» **Given text**:

[BEGIN]

A brutal attack on a Black player occurred during a college football game 70 years ago. Why don't we remember?
Drake's Johnny Bright had his jaw broken
Seventy years ago last week, October 20 1951, a Heisman candidate from a small school in Des Moines, Iowa was brutally attacked on the football field. It was an anniversary that passed without recognition or acknowledgment from national college football writers. Even I had forgotten about it until my former boss added some links to a group email (thank you, Mike, for not letting it pass). Why is our memory of events like these so fleeting?
Johnny Bright was a dual-threat quarterback and the first legitimate African-American Heisman candidate, 10 years before Ernie Davis of Syracuse would win the award. From Fort Wayne, Ind., Bright had helped Drake University to a 5-0 record when it traveled to Stillwater, Oklahoma to play Oklahoma A&M (now Oklahoma State). Bright and Drake had played there in 1949, the first time a Black player had competed at Lewis Field.
Early in the game, Bright handed the ball to his fullback while Oklahoma A&M defensive lineman Wilbanks Smith ignored the ball and went straight for Bright, slamming his right forearm into Bright’s jaw. This happened not once, but twice on separate plays. The Des Moines Register captured the event in a series of photographs which ran on the front page of the sport section. The visual evidence of the blatant assault won the paper’s photographers Don Ultang and John Robinson a Pulitzer Prize. Both Life magazine and the New York Times reprinted the photos.
Branson Wright summarized the event’s aftermath for a December 2017 piece at The Undefeated. As Wright noted, the event not only accelerated the adoption of face masks, but it also was used during the civil rights movement of the 1950s. Wright interviewed Smith who denied the incident was racially motivated. Smith told writer Berry Tramel of the Oklahoman in 2006 that he did not regret hitting Bright, but also maintained it was not racially motivated. He took the same position in 2012 during a video interview for a short documentary directed by Adam Cooper Kemp and titled “Without Rules: The Untold Story of the Johnny Bright Incident.” It is available on YouTube.

[END]

» **Set problem 1**:
In the text on the Johnny Bright incident, who won a Pulitzer Prize for the photographs of the attack?

» **Annotated element listings**:
[BEGIN]

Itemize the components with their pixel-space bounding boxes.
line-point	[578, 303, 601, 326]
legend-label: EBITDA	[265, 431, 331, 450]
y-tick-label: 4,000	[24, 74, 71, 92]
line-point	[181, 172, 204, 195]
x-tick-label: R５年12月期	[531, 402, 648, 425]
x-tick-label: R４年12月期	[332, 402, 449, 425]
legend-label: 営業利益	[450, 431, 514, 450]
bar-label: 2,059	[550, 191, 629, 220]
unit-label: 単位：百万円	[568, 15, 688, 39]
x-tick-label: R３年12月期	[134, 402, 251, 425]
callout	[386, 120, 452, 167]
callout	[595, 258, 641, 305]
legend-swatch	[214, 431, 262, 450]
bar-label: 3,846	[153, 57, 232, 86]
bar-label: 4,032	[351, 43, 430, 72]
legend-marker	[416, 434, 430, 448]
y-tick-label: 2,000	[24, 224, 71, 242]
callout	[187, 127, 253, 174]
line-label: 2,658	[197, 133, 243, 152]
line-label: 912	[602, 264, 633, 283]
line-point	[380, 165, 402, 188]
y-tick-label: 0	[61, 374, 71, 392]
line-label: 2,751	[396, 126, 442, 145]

[END]

» **Set problem 2**:
Copy the listing's lines from its first line through the line containing "127, 253, 174]", both included.

» **Correct answer 1**:
Des Moines Register photographers Don Ultang and John Robinson.

» **Correct answer 2**:
Itemize the components with their pixel-space bounding boxes.
line-point	[578, 303, 601, 326]
legend-label: EBITDA	[265, 431, 331, 450]
y-tick-label: 4,000	[24, 74, 71, 92]
line-point	[181, 172, 204, 195]
x-tick-label: R５年12月期	[531, 402, 648, 425]
x-tick-label: R４年12月期	[332, 402, 449, 425]
legend-label: 営業利益	[450, 431, 514, 450]
bar-label: 2,059	[550, 191, 629, 220]
unit-label: 単位：百万円	[568, 15, 688, 39]
x-tick-label: R３年12月期	[134, 402, 251, 425]
callout	[386, 120, 452, 167]
callout	[595, 258, 641, 305]
legend-swatch	[214, 431, 262, 450]
bar-label: 3,846	[153, 57, 232, 86]
bar-label: 4,032	[351, 43, 430, 72]
legend-marker	[416, 434, 430, 448]
y-tick-label: 2,000	[24, 224, 71, 242]
callout	[187, 127, 253, 174]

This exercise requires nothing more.